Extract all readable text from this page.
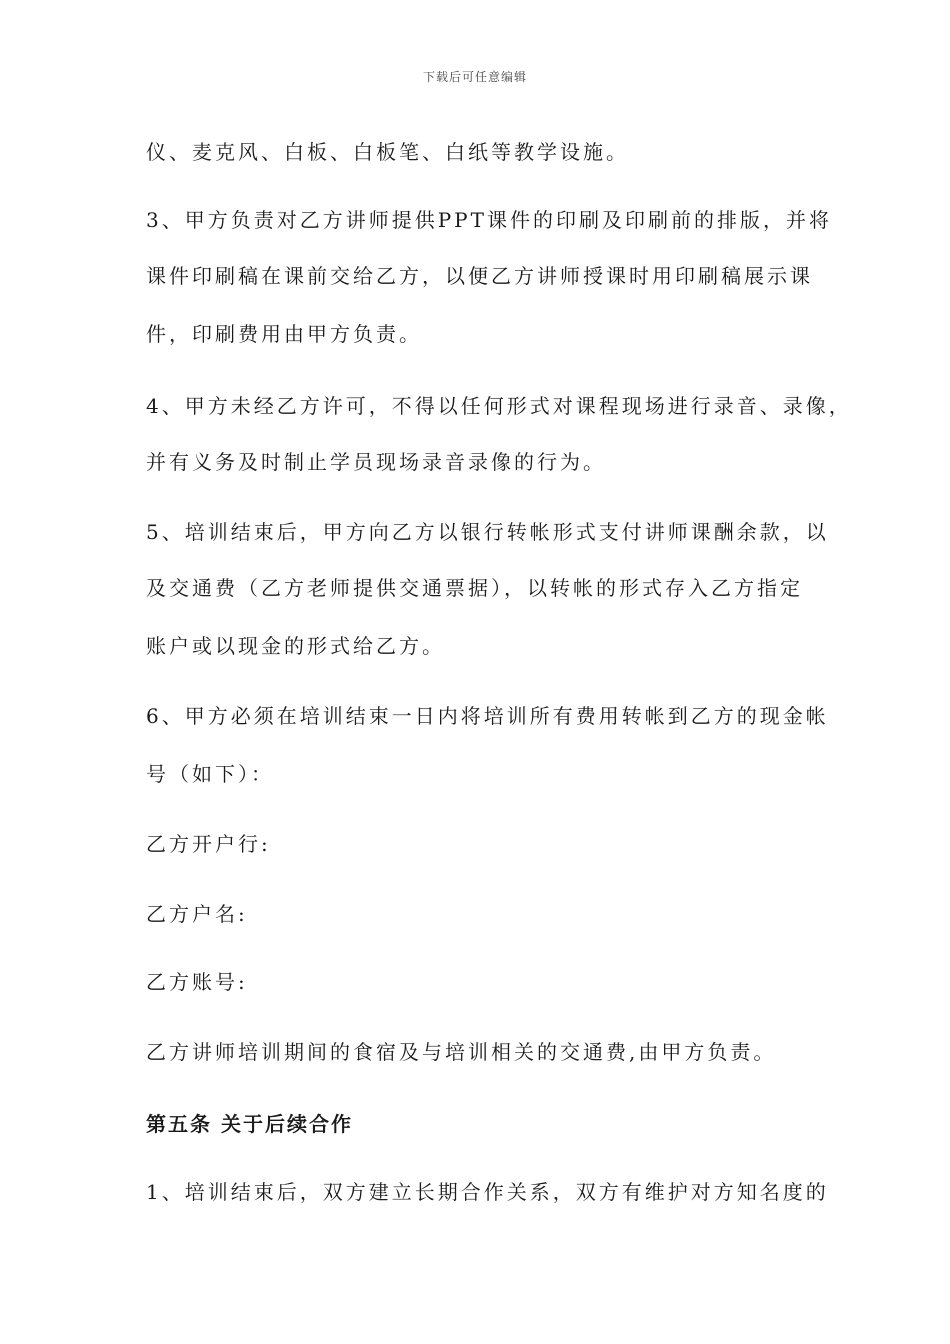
下载后可任意编辑
仪、麦克风、白板、白板笔、白纸等教学设施。
3、甲方负责对乙方讲师提供PPT课件的印刷及印刷前的排版，并将
课件印刷稿在课前交给乙方，以便乙方讲师授课时用印刷稿展示课
件，印刷费用由甲方负责。
4、甲方未经乙方许可，不得以任何形式对课程现场进行录音、录像，
并有义务及时制止学员现场录音录像的行为。
5、培训结束后，甲方向乙方以银行转帐形式支付讲师课酬余款，以
及交通费（乙方老师提供交通票据），以转帐的形式存入乙方指定
账户或以现金的形式给乙方。
6、甲方必须在培训结束一日内将培训所有费用转帐到乙方的现金帐
号（如下）：
乙方开户行:
乙方户名:
乙方账号:
乙方讲师培训期间的食宿及与培训相关的交通费,由甲方负责。
第五条 关于后续合作
1、培训结束后，双方建立长期合作关系，双方有维护对方知名度的
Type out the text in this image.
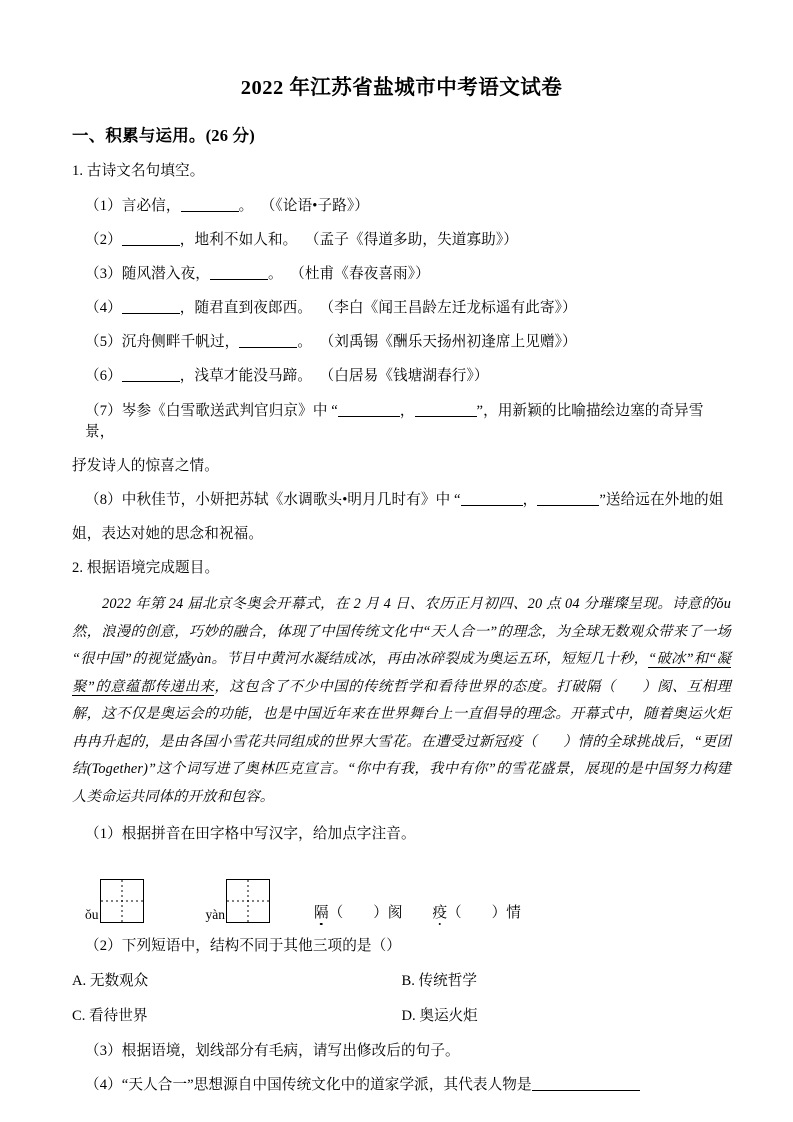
2022 年江苏省盐城市中考语文试卷
一、积累与运用。(26 分)
1. 古诗文名句填空。
（1）言必信，	。 （《论语•子路》）
（2）	，地利不如人和。 （孟子《得道多助，失道寡助》）
（3）随风潜入夜，	。 （杜甫《春夜喜雨》）
（4）	，随君直到夜郎西。 （李白《闻王昌龄左迁龙标遥有此寄》）
（5）沉舟侧畔千帆过，	。 （刘禹锡《酬乐天扬州初逢席上见赠》）
（6）	，浅草才能没马蹄。 （白居易《钱塘湖春行》）
（7）岑参《白雪歌送武判官归京》中 “	，	”，用新颖的比喻描绘边塞的奇异雪景，
抒发诗人的惊喜之情。
（8）中秋佳节，小妍把苏轼《水调歌头•明月几时有》中 “	，	”送给远在外地的姐
姐，表达对她的思念和祝福。
2. 根据语境完成题目。
2022 年第 24 届北京冬奥会开幕式，在 2 月 4 日、农历正月初四、20 点 04 分璀璨呈现。诗意的ǒu然，浪漫的创意，巧妙的融合，体现了中国传统文化中“天人合一”的理念，为全球无数观众带来了一场“很中国”的视觉盛yàn。节目中黄河水凝结成冰，再由冰碎裂成为奥运五环，短短几十秒，“破冰”和“凝聚”的意蕴都传递出来，这包含了不少中国的传统哲学和看待世界的态度。打破隔（ ）阂、互相理解，这不仅是奥运会的功能，也是中国近年来在世界舞台上一直倡导的理念。开幕式中，随着奥运火炬冉冉升起的，是由各国小雪花共同组成的世界大雪花。在遭受过新冠疫（ ）情的全球挑战后，“更团结(Together)”这个词写进了奥林匹克宣言。“你中有我，我中有你”的雪花盛景，展现的是中国努力构建人类命运共同体的开放和包容。
（1）根据拼音在田字格中写汉字，给加点字注音。
ǒu	yàn	隔（ ）阂 疫（ ）情
（2）下列短语中，结构不同于其他三项的是（）
A. 无数观众	B. 传统哲学
C. 看待世界	D. 奥运火炬
（3）根据语境，划线部分有毛病，请写出修改后的句子。
（4）“天人合一”思想源自中国传统文化中的道家学派，其代表人物是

» Task details: Locate the word "培训结束后" in the data above. Copy every line carrying it.

» Solved problem:
5、培训结束后，甲方向乙方以银行转帐形式支付讲师课酬余款，以
1、培训结束后，双方建立长期合作关系，双方有维护对方知名度的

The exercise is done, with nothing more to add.